- [THE TASK]:
Give the number of lines in the records below that contain the word "this", and nothing more.

● ● ● ● ● ● ●

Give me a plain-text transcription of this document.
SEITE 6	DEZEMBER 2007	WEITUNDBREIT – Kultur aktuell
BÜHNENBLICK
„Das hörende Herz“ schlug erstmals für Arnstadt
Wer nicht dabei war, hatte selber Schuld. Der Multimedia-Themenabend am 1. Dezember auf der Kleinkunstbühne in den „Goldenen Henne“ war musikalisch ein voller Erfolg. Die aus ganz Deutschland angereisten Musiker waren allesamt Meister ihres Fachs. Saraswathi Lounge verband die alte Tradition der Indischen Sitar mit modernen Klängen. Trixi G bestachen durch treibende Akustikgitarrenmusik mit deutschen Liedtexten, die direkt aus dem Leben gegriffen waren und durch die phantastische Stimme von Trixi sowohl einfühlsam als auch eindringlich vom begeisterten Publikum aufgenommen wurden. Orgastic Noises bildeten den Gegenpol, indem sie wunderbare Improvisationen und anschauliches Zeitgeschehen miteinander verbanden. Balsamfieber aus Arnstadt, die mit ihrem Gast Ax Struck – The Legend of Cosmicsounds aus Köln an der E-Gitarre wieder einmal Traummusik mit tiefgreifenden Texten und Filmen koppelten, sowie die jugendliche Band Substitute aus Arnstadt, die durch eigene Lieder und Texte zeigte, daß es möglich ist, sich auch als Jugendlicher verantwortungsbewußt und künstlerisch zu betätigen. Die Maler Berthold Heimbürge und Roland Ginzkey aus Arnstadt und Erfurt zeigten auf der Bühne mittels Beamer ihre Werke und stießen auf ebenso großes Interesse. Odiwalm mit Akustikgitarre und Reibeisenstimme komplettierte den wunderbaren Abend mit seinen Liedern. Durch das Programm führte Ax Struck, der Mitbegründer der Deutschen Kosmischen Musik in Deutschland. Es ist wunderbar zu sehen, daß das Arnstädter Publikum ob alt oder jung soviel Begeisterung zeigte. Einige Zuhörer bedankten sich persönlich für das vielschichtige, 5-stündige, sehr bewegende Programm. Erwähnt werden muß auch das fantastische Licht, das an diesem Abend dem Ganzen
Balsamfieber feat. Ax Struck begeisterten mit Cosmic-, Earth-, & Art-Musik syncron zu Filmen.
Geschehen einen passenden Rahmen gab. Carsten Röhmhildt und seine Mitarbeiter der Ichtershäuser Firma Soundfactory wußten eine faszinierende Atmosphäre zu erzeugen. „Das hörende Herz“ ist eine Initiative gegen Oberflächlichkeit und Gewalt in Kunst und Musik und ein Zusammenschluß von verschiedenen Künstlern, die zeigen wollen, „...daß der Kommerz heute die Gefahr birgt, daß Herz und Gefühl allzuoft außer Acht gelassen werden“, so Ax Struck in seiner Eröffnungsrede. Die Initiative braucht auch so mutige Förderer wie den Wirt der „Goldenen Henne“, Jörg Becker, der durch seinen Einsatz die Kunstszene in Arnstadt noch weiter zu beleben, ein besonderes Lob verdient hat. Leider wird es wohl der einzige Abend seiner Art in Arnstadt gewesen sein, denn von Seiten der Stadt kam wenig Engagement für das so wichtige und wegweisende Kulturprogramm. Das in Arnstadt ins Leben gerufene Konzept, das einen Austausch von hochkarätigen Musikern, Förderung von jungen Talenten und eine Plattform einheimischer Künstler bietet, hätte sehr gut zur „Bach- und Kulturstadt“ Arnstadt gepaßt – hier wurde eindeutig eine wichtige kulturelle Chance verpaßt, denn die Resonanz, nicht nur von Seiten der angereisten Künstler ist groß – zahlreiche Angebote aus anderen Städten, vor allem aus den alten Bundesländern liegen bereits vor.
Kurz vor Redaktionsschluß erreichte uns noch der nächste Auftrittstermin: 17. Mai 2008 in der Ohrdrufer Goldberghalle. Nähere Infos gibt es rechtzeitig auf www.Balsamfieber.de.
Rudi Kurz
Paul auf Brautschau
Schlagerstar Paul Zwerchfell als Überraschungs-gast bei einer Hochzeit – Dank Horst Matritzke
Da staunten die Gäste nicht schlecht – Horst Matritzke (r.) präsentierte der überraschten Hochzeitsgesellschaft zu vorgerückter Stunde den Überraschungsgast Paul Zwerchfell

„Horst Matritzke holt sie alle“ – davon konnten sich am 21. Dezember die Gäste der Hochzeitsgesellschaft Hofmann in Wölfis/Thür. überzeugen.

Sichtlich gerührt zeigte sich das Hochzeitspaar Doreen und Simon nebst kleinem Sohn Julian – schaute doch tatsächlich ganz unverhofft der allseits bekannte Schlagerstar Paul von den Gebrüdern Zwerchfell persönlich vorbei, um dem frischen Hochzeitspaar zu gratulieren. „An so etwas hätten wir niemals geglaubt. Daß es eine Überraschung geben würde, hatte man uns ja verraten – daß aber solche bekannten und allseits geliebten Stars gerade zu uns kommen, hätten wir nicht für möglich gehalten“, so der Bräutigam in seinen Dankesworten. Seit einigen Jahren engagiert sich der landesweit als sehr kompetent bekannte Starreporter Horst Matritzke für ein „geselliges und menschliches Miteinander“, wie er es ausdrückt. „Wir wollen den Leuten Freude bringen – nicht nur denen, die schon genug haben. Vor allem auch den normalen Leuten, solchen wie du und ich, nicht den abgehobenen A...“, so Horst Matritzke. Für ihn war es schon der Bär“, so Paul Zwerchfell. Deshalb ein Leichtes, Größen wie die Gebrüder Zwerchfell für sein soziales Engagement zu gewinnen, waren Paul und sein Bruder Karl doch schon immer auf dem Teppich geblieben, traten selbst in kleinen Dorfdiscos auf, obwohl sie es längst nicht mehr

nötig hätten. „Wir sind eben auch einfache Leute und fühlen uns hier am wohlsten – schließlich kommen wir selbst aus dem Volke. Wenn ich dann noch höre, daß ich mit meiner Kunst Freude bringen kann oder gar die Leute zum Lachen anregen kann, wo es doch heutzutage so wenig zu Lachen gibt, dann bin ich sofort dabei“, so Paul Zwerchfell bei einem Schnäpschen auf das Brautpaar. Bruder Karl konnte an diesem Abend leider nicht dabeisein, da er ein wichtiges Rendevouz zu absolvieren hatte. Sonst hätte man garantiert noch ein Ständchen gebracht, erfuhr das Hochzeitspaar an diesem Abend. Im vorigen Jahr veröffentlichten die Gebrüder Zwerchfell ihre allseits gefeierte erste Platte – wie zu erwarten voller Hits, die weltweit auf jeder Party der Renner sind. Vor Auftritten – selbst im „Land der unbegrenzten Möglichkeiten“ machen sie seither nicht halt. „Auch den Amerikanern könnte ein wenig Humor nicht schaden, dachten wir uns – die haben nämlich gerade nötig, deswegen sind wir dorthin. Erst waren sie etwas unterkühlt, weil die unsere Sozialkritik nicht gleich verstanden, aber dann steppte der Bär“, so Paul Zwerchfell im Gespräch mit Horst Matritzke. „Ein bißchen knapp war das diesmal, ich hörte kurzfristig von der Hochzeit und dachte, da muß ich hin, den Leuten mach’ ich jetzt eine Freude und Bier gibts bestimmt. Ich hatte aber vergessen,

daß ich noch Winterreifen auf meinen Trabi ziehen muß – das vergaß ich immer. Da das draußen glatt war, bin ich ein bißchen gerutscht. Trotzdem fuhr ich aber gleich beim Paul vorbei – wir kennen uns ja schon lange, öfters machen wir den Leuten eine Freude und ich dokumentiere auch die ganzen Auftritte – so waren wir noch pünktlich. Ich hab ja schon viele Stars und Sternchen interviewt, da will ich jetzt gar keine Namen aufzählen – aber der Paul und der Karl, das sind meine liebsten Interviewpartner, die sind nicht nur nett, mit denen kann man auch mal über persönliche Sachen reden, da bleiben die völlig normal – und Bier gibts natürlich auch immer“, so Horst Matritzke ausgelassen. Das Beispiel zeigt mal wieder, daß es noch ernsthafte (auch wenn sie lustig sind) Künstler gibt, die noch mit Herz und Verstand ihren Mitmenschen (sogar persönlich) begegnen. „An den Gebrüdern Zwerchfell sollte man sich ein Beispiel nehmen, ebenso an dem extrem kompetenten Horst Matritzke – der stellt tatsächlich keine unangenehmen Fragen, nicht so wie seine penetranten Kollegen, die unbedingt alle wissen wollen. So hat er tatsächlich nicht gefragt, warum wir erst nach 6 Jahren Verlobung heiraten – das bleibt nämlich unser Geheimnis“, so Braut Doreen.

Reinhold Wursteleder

● ● ● ● ● ● ●

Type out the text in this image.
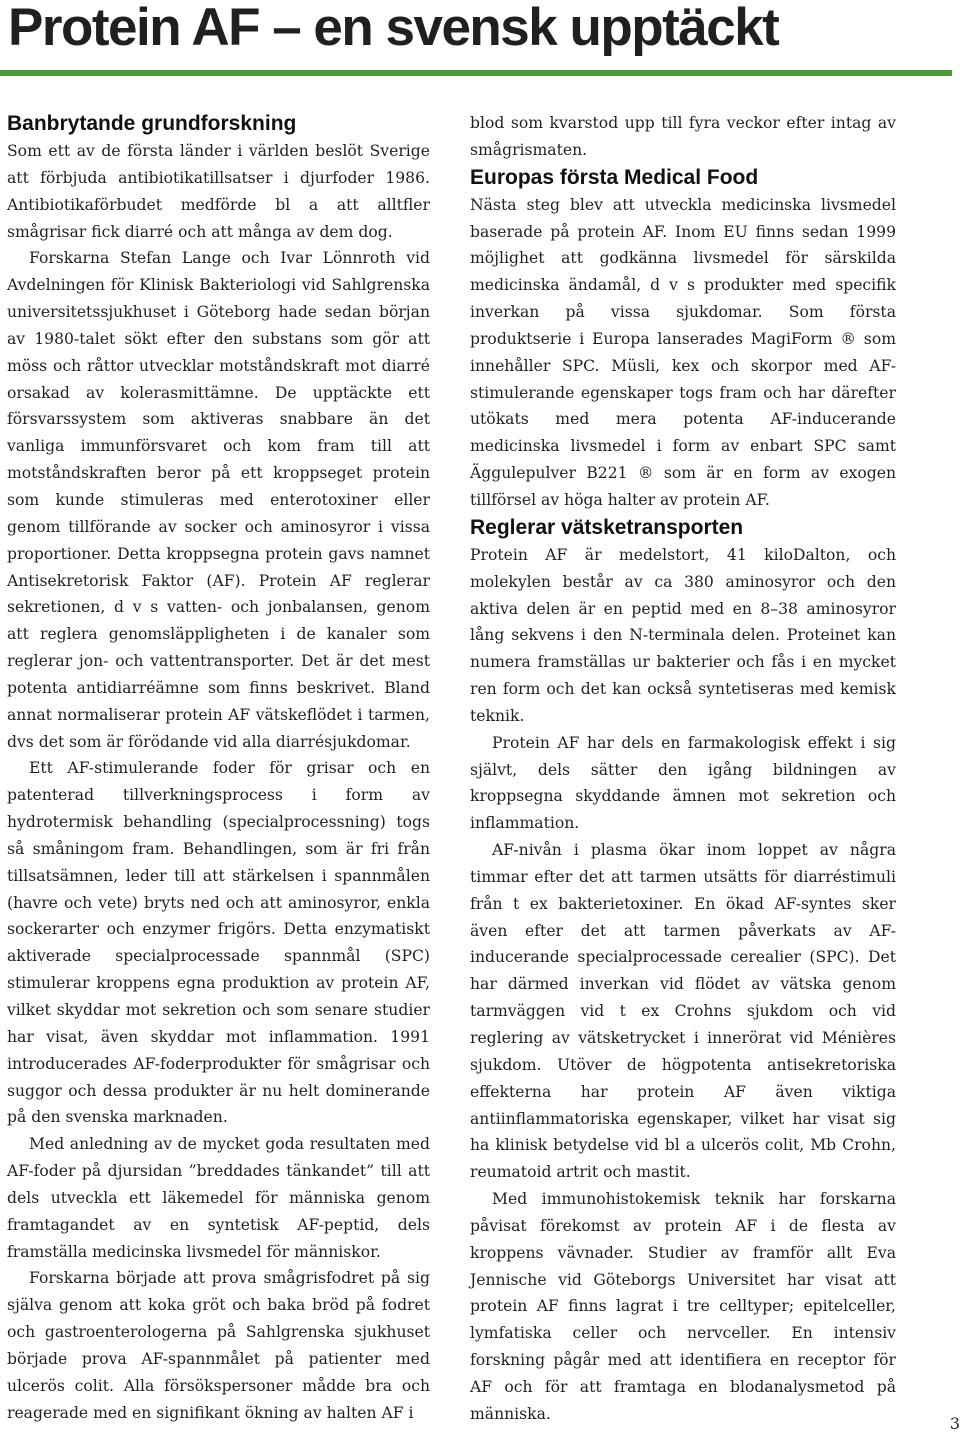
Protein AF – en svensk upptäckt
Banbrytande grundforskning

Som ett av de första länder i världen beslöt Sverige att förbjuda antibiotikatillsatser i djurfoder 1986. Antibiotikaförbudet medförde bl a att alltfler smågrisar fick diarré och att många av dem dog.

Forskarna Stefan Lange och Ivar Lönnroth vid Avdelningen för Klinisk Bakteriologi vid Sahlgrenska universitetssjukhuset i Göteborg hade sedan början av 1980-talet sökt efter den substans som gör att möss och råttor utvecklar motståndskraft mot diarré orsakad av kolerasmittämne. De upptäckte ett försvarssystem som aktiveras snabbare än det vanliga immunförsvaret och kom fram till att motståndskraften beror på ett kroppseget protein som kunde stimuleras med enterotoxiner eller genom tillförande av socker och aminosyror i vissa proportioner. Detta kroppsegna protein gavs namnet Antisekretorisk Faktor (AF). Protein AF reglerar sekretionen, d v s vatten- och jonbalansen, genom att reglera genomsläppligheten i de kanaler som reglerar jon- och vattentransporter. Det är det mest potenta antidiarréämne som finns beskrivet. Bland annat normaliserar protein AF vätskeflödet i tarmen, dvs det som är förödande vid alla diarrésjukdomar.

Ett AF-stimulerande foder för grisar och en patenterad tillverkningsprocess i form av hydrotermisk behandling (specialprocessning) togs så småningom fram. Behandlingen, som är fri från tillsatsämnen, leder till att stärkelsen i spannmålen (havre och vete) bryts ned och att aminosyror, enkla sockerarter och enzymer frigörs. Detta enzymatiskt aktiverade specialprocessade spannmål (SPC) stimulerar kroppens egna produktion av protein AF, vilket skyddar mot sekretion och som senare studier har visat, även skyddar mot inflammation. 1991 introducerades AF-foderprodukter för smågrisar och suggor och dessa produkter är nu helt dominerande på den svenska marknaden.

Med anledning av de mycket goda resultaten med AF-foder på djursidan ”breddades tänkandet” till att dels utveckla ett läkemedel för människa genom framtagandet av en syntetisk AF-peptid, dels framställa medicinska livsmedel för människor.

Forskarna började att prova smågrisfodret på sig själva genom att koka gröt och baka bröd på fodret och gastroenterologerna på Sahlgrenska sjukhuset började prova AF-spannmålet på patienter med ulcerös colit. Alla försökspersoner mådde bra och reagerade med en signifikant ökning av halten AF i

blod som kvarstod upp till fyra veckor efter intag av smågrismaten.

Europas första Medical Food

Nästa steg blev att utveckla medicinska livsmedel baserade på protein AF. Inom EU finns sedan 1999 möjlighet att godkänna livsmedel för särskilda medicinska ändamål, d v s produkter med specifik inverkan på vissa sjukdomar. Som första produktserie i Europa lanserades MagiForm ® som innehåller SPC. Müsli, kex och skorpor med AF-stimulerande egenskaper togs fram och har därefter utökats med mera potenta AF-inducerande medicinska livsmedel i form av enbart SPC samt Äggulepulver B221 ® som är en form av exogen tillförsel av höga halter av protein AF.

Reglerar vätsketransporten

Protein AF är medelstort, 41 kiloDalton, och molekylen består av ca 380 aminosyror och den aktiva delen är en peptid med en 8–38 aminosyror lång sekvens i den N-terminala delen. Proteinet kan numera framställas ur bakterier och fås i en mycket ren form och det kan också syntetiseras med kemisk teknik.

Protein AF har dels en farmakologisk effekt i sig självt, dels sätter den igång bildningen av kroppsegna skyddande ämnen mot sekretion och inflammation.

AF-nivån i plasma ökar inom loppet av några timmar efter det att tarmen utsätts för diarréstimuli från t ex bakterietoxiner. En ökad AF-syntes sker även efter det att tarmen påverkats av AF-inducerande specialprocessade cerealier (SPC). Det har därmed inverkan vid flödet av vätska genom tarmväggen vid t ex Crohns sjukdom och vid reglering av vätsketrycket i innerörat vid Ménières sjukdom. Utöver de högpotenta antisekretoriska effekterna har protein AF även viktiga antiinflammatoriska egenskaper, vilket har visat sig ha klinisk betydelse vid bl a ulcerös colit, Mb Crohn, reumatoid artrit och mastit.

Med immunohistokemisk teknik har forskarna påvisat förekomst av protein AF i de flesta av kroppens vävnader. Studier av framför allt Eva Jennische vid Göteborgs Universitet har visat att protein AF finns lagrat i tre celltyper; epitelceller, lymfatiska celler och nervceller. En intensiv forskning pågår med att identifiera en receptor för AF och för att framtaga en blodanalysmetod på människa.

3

● ● ● ● ● ● ●

- [RESULT BELOW]:
2